Jesús contesta preguntas difíciles

Traducción de Zulma M. Corchado de Gavaldá


Tema: ¿Hay una resurrección? ¿Cómo será el cielo? Propio 27 (32) Año C
Objetos: Un dibujo de una cebra.
Escritura: “Ni tampoco podrán morir, pues serán como los ángeles. Son hijos de Dios porque toman parte en la resurrección (Lucas 20:36-NVI).

Uno de los animales más interesantes en la tierra es la cebra. El hábitat natural de la cebra son las planicies y semidesiertos de la parte este y sur de Africa. Muchos de ustedes han visto una cebra, por lo menos en un zoológico. He aquí algunos datos interesantes acerca de la cebra:

• La cebra es miembro de la familia de los caballos y puede correr a una velocidad de 35 millas por hora.
• Llegan a tener una altura de 4 a 5 pies.
• Las crías de las cebras pueden caminar a los 20 minutos de haber nacido.

He aquí una pregunta interesante para tí: ¿Las cebras, son blancas con líneas negras o negras con líneas blancas? Algunos dicen que como su abdomen o barriga es blanca, ellas deben ser blancas con líneas negras. Otros opinan que si las afeitaras, encontrarías que tienen una piel negra, así que deben ser negras con líneas blancas. Esta pregunta se ha discutido por cientos de años. Por lo que he leído, muchos científicos de hoy creen que son negras con líneas blancas, pero algunas personas todavía les gusta discutir sobre ese asunto. Honestamente, no estoy seguro acerca de esto.

[Datos de segmentación de la página]
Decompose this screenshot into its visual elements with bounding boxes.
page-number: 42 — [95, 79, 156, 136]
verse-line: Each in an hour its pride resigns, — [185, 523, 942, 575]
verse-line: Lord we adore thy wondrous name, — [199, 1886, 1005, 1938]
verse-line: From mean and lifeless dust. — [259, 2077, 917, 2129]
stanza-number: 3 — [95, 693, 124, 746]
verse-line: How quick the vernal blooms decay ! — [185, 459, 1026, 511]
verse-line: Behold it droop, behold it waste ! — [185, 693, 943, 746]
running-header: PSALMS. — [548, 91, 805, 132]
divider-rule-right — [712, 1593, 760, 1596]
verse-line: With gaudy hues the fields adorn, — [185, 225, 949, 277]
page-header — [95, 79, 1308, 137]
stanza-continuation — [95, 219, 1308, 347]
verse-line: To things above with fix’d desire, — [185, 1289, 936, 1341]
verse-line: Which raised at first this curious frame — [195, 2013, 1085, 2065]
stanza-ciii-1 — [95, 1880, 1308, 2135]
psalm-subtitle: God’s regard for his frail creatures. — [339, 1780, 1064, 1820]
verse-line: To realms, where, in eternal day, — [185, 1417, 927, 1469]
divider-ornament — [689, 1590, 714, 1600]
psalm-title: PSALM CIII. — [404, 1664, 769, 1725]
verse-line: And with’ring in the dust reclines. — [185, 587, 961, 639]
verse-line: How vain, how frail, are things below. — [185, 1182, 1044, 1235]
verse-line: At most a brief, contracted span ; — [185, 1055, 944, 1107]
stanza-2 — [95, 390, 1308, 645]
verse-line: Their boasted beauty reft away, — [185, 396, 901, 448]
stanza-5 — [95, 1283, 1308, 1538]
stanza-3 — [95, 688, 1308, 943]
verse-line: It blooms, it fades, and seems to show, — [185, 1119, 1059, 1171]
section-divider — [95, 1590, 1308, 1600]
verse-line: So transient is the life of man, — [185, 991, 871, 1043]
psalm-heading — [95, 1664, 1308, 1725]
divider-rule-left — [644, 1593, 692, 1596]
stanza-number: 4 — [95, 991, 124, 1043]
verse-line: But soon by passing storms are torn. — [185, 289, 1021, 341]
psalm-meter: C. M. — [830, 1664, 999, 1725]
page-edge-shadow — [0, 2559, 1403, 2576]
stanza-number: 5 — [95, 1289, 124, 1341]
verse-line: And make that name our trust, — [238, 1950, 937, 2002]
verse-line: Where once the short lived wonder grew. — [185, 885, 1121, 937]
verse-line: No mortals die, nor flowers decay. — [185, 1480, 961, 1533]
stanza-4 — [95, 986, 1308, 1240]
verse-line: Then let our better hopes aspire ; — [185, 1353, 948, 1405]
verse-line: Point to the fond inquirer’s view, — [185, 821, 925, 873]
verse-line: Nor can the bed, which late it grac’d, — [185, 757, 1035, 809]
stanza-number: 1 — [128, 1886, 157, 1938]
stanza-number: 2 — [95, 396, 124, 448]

Qué se pide:
a – Devuelve, copiado sin cambios, el tramo del texto sobre la cebra que va desde "Tema: ¿Hay una" hasta "resurrección (Lucas 20:36-NVI).", ambos incluidos.
b – Según el texto sobre la cebra, ¿por qué algunos dicen que las cebras son blancas con líneas negras y otros que son negras con líneas blancas?
c – Responde con datos del texto sobre la cebra:
(i) ¿A qué velocidad puede correr una cebra?
(ii) ¿Cuál es el hábitat natural de la cebra?
(iii) ¿A qué edad pueden caminar las crías de las cebras?

Respuestas:
a –
Tema: ¿Hay una resurrección? ¿Cómo será el cielo? Propio 27 (32) Año C
Objetos: Un dibujo de una cebra.
Escritura: “Ni tampoco podrán morir, pues serán como los ángeles. Son hijos de Dios porque toman parte en la resurrección (Lucas 20:36-NVI).

b – Quienes dicen que son blancas con líneas negras se basan en que su abdomen o barriga es blanca. Quienes opinan lo contrario sostienen que, si se las afeitara, se vería que tienen la piel negra.

c –
(i) A 35 millas por hora.
(ii) Las planicies y semidesiertos de la parte este y sur de África.
(iii) A los 20 minutos de haber nacido.